**Challenge**.
Which lines below hold the word "over"? Copy all of them.

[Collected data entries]

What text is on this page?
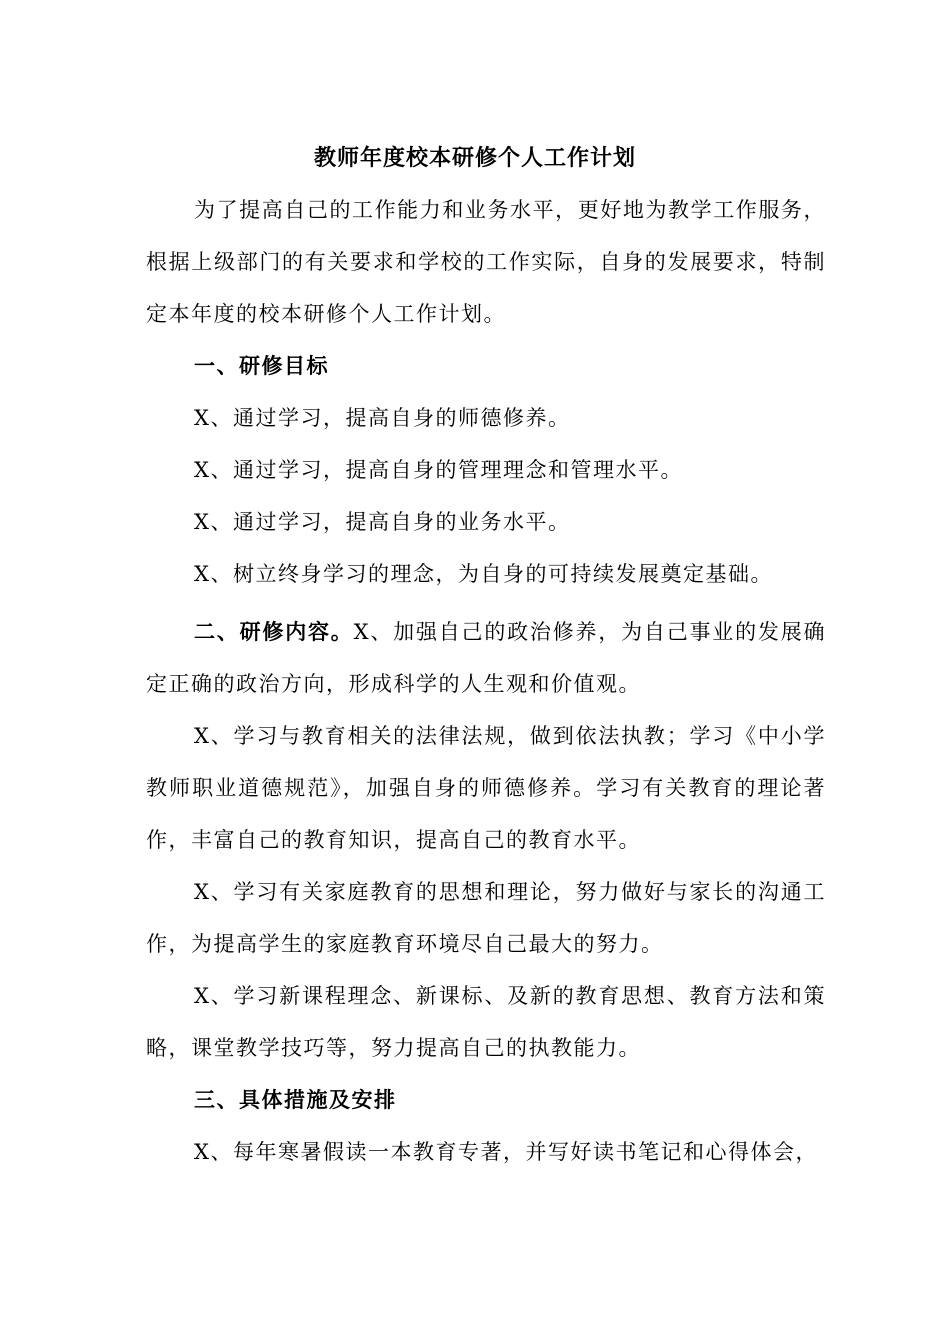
教师年度校本研修个人工作计划
为了提高自己的工作能力和业务水平，更好地为教学工作服务，根据上级部门的有关要求和学校的工作实际，自身的发展要求，特制定本年度的校本研修个人工作计划。
一、研修目标
X、通过学习，提高自身的师德修养。
X、通过学习，提高自身的管理理念和管理水平。
X、通过学习，提高自身的业务水平。
X、树立终身学习的理念，为自身的可持续发展奠定基础。
二、研修内容。X、加强自己的政治修养，为自己事业的发展确定正确的政治方向，形成科学的人生观和价值观。
X、学习与教育相关的法律法规，做到依法执教；学习《中小学教师职业道德规范》，加强自身的师德修养。学习有关教育的理论著作，丰富自己的教育知识，提高自己的教育水平。
X、学习有关家庭教育的思想和理论，努力做好与家长的沟通工作，为提高学生的家庭教育环境尽自己最大的努力。
X、学习新课程理念、新课标、及新的教育思想、教育方法和策略，课堂教学技巧等，努力提高自己的执教能力。
三、具体措施及安排
X、每年寒暑假读一本教育专著，并写好读书笔记和心得体会，
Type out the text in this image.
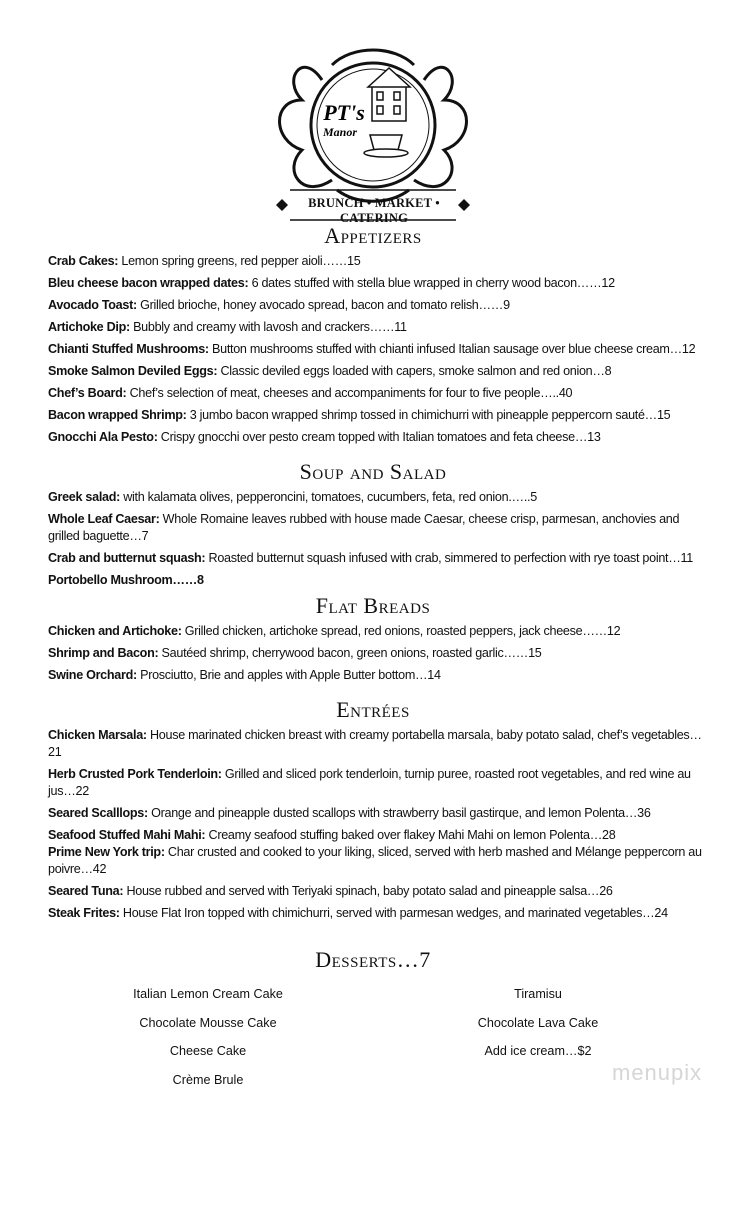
PT's
Manor
BRUNCH • MARKET • CATERING
Appetizers
Crab Cakes: Lemon spring greens, red pepper aioli……15
Bleu cheese bacon wrapped dates: 6 dates stuffed with stella blue wrapped in cherry wood bacon……12
Avocado Toast: Grilled brioche, honey avocado spread, bacon and tomato relish……9
Artichoke Dip: Bubbly and creamy with lavosh and crackers……11
Chianti Stuffed Mushrooms: Button mushrooms stuffed with chianti infused Italian sausage over blue cheese cream…12
Smoke Salmon Deviled Eggs: Classic deviled eggs loaded with capers, smoke salmon and red onion…8
Chef’s Board: Chef’s selection of meat, cheeses and accompaniments for four to five people…..40
Bacon wrapped Shrimp: 3 jumbo bacon wrapped shrimp tossed in chimichurri with pineapple peppercorn sauté…15
Gnocchi Ala Pesto: Crispy gnocchi over pesto cream topped with Italian tomatoes and feta cheese…13
Soup and Salad
Greek salad: with kalamata olives, pepperoncini, tomatoes, cucumbers, feta, red onion.…..5
Whole Leaf Caesar: Whole Romaine leaves rubbed with house made Caesar, cheese crisp, parmesan, anchovies and grilled baguette…7
Crab and butternut squash: Roasted butternut squash infused with crab, simmered to perfection with rye toast point…11
Portobello Mushroom……8
Flat Breads
Chicken and Artichoke: Grilled chicken, artichoke spread, red onions, roasted peppers, jack cheese……12
Shrimp and Bacon: Sautéed shrimp, cherrywood bacon, green onions, roasted garlic……15
Swine Orchard: Prosciutto, Brie and apples with Apple Butter bottom…14
Entrées
Chicken Marsala: House marinated chicken breast with creamy portabella marsala, baby potato salad, chef’s vegetables…21
Herb Crusted Pork Tenderloin: Grilled and sliced pork tenderloin, turnip puree, roasted root vegetables, and red wine au jus…22
Seared Scalllops: Orange and pineapple dusted scallops with strawberry basil gastirque, and lemon Polenta…36
Seafood Stuffed Mahi Mahi: Creamy seafood stuffing baked over flakey Mahi Mahi on lemon Polenta…28
Prime New York trip: Char crusted and cooked to your liking, sliced, served with herb mashed and Mélange peppercorn au poivre…42
Seared Tuna: House rubbed and served with Teriyaki spinach, baby potato salad and pineapple salsa…26
Steak Frites: House Flat Iron topped with chimichurri, served with parmesan wedges, and marinated vegetables…24
Desserts…7
Italian Lemon Cream Cake
Chocolate Mousse Cake
Cheese Cake
Crème Brule
Tiramisu
Chocolate Lava Cake
Add ice cream…$2
menupix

**Output for this exercise**.
Chianti Stuffed Mushrooms: Button mushrooms stuffed with chianti infused Italian sausage over blue cheese cream…12
Gnocchi Ala Pesto: Crispy gnocchi over pesto cream topped with Italian tomatoes and feta cheese…13
Seafood Stuffed Mahi Mahi: Creamy seafood stuffing baked over flakey Mahi Mahi on lemon Polenta…28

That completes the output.